**WHAT TO PRODUCE:** Provide an exact transcription of all the records.

=====

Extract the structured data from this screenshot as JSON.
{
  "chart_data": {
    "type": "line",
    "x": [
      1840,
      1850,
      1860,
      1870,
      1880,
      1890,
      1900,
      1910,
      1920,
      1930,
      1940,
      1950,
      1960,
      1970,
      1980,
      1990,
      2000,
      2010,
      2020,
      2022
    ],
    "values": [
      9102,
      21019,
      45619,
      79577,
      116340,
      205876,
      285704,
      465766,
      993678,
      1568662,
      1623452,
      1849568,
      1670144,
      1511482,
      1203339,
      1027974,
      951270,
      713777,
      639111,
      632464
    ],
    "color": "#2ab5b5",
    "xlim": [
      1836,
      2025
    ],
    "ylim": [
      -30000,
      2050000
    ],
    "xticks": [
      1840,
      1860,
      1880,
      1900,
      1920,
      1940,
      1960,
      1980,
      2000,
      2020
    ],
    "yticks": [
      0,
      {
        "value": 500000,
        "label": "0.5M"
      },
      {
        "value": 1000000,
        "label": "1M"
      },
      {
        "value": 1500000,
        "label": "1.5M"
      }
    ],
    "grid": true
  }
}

=====

**ANSWER IN FULL:**
Extract the structured data from this screenshot as JSON.
{
  "chart_data": {
    "type": "line",
    "x": [
      1840,
      1850,
      1860,
      1870,
      1880,
      1890,
      1900,
      1910,
      1920,
      1930,
      1940,
      1950,
      1960,
      1970,
      1980,
      1990,
      2000,
      2010,
      2020,
      2022
    ],
    "values": [
      9102,
      21019,
      45619,
      79577,
      116340,
      205876,
      285704,
      465766,
      993678,
      1568662,
      1623452,
      1849568,
      1670144,
      1511482,
      1203339,
      1027974,
      951270,
      713777,
      639111,
      632464
    ],
    "color": "#2ab5b5",
    "xlim": [
      1836,
      2025
    ],
    "ylim": [
      -30000,
      2050000
    ],
    "xticks": [
      1840,
      1860,
      1880,
      1900,
      1920,
      1940,
      1960,
      1980,
      2000,
      2020
    ],
    "yticks": [
      0,
      {
        "value": 500000,
        "label": "0.5M"
      },
      {
        "value": 1000000,
        "label": "1M"
      },
      {
        "value": 1500000,
        "label": "1.5M"
      }
    ],
    "grid": true
  }
}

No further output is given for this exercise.